Check every line for the word "устранять" and give the number of lines where it occurs, nothing else.
=== DATA PROVIDED ===
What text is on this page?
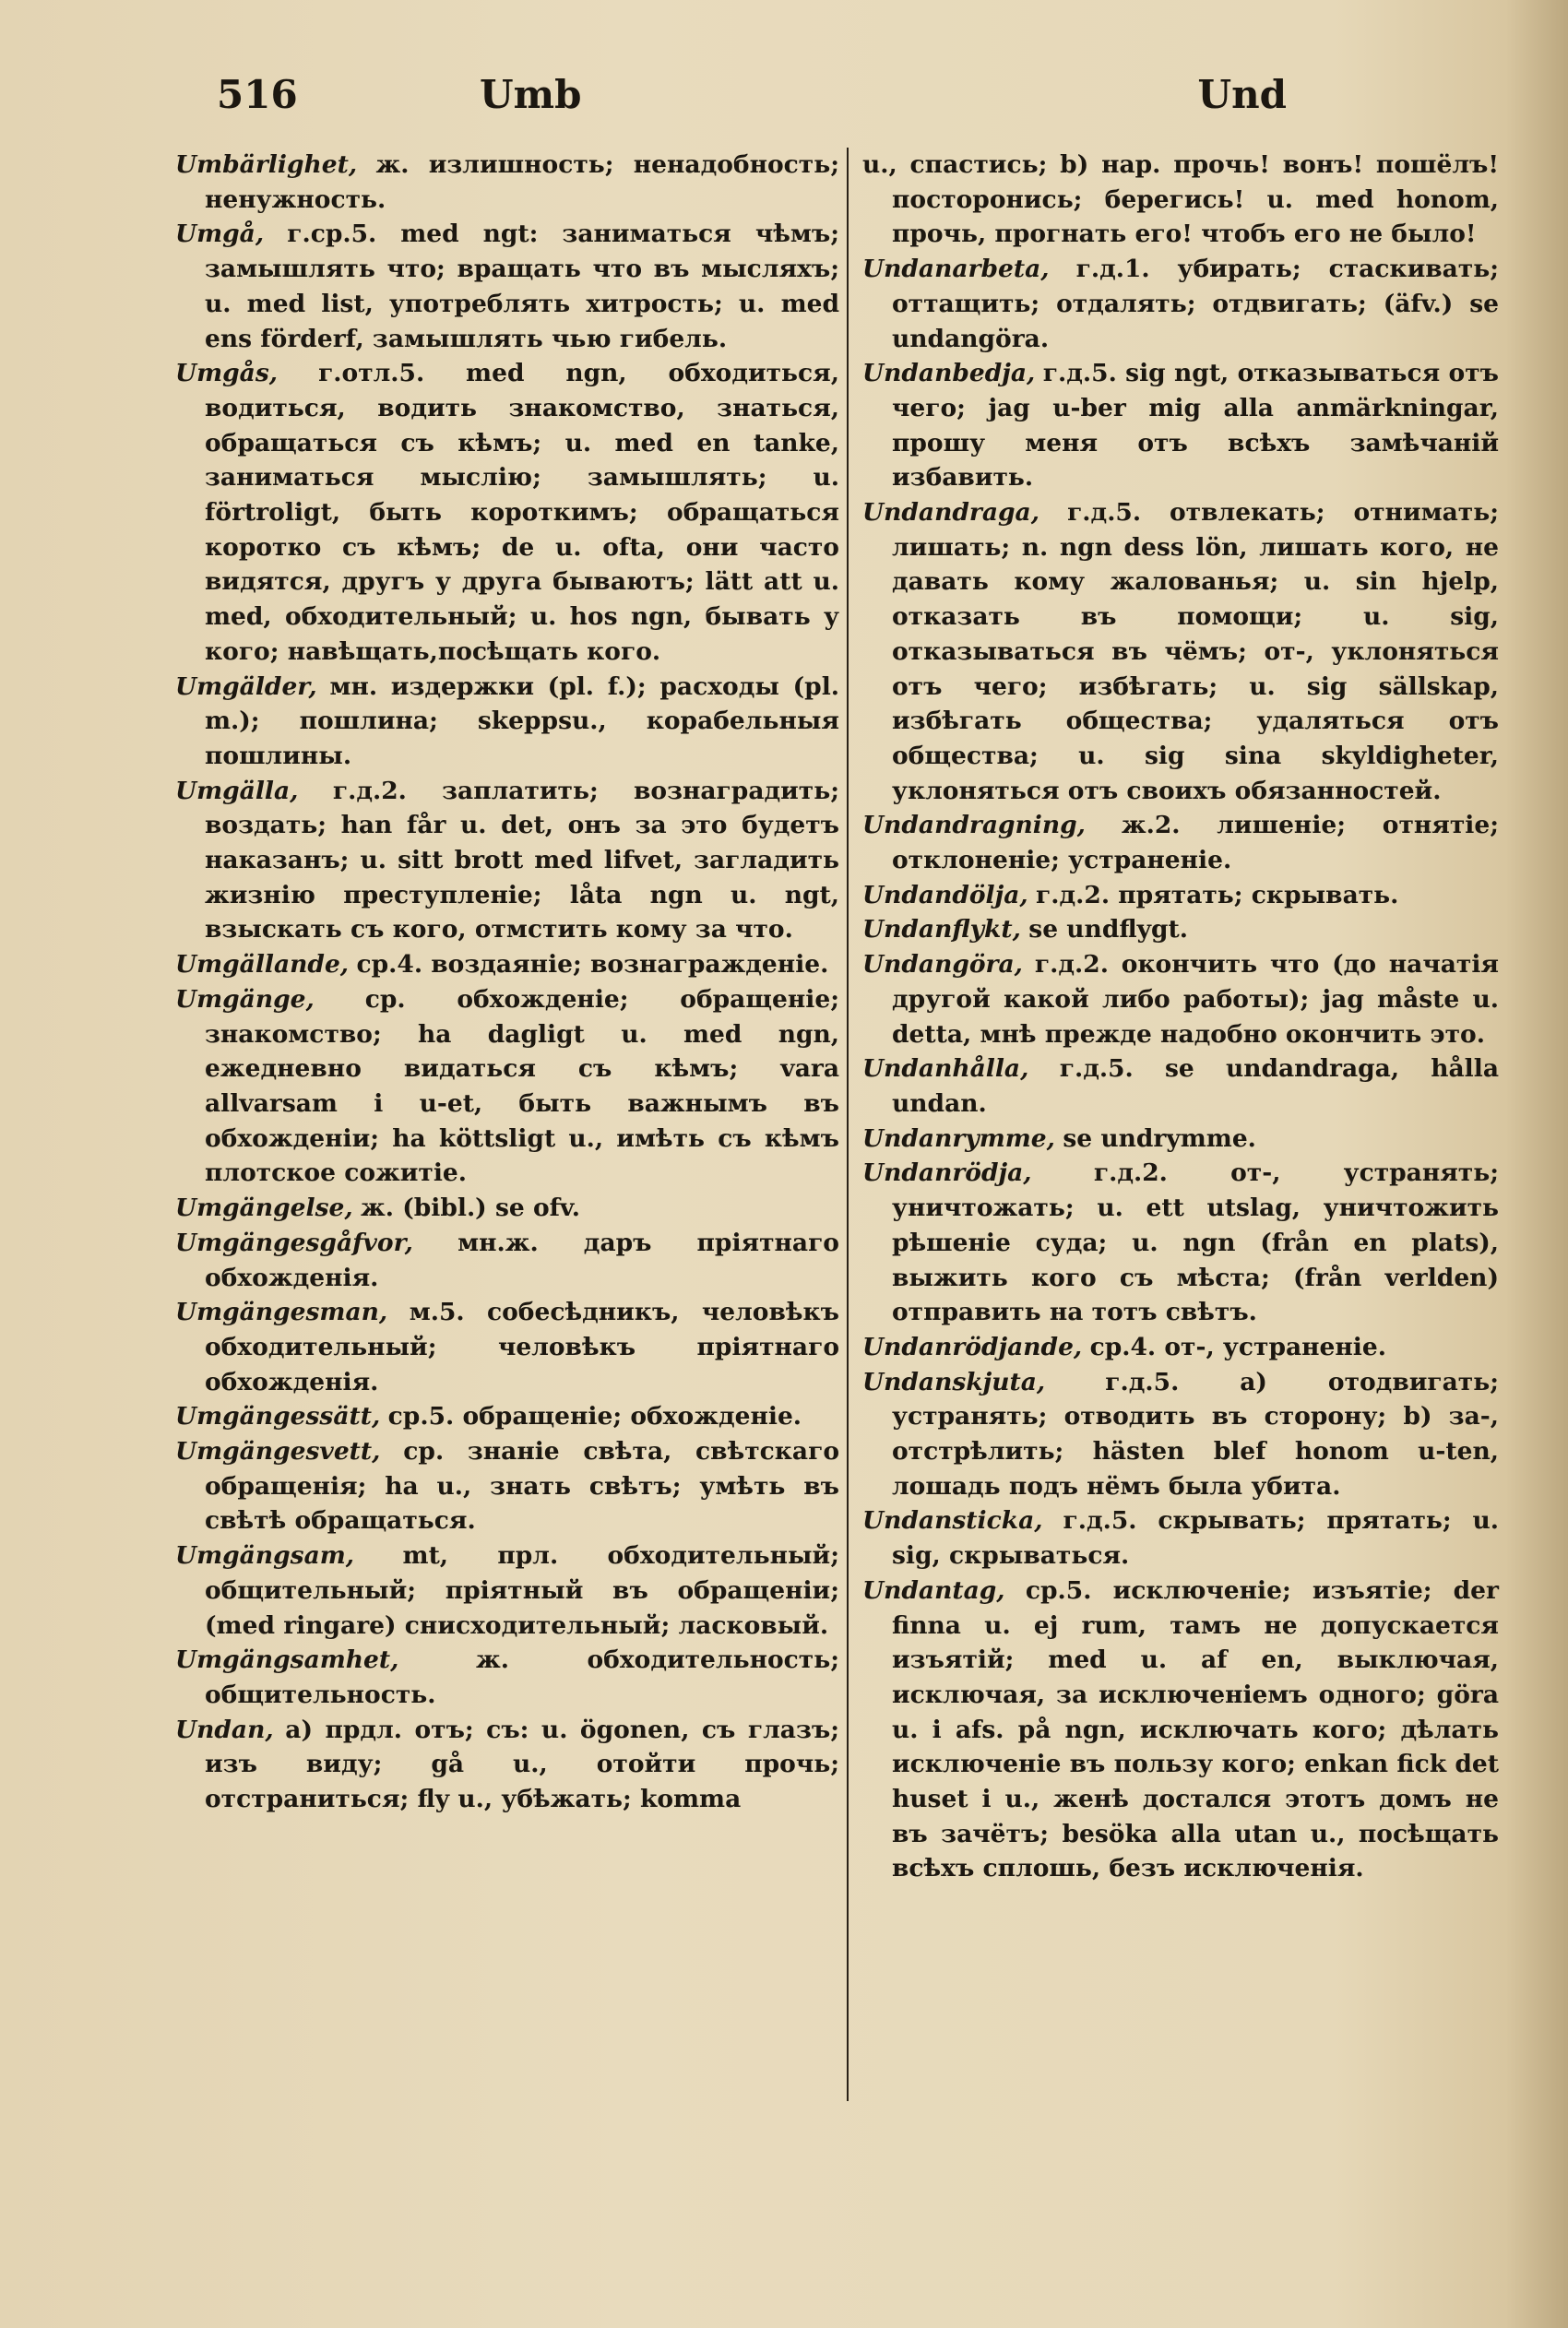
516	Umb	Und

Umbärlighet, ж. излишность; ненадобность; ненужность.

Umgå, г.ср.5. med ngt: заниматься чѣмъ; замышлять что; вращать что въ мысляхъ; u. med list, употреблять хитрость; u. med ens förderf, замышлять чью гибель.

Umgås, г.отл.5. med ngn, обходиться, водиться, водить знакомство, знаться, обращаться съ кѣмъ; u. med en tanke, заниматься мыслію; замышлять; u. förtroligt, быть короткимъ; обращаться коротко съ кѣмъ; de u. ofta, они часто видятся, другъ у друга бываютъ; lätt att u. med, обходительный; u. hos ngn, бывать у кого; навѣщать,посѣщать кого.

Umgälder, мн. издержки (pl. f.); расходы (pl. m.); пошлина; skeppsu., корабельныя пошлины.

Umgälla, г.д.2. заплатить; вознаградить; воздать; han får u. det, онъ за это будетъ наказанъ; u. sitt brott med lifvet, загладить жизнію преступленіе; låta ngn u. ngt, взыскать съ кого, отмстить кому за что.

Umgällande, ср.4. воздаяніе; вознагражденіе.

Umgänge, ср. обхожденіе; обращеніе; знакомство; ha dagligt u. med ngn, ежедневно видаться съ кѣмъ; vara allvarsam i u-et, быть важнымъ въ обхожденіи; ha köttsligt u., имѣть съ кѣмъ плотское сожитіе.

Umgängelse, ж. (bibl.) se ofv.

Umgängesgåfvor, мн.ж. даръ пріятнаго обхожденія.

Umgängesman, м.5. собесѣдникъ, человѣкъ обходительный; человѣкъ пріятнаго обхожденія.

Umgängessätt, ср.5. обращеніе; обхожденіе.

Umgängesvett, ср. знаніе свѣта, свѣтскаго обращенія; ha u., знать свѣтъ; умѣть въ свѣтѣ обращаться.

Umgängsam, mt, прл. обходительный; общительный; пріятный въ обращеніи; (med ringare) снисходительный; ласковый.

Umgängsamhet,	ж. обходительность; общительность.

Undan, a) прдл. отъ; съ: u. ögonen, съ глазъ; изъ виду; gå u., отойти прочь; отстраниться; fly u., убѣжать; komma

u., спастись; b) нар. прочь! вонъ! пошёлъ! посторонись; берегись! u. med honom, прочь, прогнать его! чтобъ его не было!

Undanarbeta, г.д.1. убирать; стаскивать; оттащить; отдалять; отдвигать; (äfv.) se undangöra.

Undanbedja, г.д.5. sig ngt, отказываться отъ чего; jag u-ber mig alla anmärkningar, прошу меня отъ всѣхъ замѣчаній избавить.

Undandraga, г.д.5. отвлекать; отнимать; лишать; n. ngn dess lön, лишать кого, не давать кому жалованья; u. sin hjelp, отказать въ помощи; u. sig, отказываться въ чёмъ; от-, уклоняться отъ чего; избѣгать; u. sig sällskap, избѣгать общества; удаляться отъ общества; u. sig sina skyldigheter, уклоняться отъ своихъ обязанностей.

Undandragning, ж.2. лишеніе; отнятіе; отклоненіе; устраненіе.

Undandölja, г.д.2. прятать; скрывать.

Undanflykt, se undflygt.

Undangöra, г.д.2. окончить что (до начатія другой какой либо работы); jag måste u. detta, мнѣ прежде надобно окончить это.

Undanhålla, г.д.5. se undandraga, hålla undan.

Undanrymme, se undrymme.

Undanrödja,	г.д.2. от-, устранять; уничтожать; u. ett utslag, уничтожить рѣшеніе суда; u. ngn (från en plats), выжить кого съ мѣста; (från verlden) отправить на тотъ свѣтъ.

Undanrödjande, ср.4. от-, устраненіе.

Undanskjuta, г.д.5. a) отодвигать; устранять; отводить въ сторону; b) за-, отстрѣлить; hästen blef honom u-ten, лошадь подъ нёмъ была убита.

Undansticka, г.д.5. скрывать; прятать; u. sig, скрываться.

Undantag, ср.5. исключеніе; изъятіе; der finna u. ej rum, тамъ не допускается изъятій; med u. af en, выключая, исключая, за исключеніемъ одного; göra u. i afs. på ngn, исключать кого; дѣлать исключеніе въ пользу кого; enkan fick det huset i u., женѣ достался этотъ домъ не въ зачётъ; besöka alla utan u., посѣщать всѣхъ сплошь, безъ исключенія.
===
=== DATA PROVIDED ===
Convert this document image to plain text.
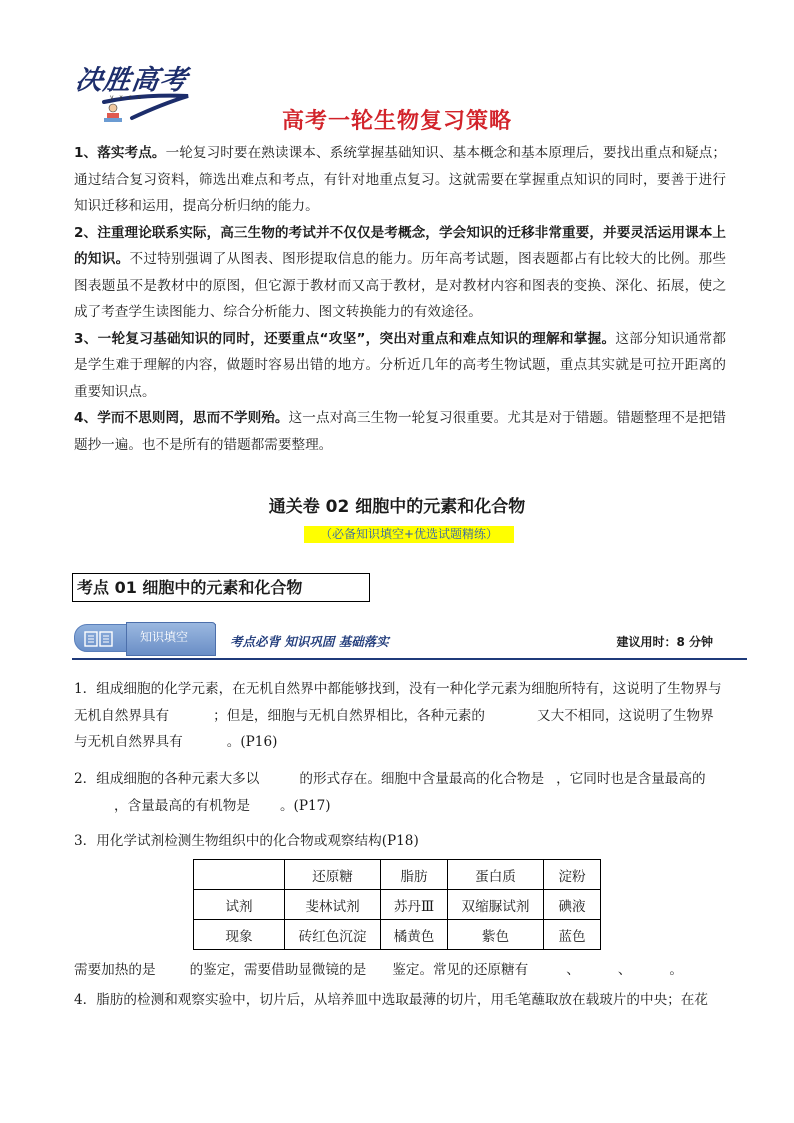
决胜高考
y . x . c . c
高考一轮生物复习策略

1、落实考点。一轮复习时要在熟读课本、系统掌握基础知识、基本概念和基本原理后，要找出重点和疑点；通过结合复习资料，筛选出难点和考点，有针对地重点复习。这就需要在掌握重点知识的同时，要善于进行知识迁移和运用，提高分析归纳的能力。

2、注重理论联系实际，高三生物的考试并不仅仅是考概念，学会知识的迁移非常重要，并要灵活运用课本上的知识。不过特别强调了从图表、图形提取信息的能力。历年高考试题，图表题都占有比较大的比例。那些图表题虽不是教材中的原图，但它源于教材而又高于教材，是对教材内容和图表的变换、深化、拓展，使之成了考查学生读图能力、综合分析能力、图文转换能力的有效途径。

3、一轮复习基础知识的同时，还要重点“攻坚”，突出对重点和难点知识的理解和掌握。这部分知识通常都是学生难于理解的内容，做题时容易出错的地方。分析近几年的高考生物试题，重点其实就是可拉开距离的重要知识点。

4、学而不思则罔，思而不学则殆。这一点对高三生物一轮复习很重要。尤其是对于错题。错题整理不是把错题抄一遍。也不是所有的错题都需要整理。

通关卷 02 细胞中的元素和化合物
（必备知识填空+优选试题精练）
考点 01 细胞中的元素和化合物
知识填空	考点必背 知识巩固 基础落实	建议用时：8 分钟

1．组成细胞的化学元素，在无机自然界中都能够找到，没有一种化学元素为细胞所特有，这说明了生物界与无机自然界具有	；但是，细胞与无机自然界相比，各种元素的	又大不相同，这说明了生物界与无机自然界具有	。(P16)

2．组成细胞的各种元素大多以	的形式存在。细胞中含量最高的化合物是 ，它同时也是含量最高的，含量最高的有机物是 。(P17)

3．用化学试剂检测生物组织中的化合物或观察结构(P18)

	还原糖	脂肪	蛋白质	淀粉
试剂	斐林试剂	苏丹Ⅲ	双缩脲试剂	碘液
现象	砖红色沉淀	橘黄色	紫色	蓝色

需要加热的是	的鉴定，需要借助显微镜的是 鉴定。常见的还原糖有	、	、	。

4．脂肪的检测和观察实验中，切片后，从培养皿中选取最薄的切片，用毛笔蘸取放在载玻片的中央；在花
===
* RESULT: 2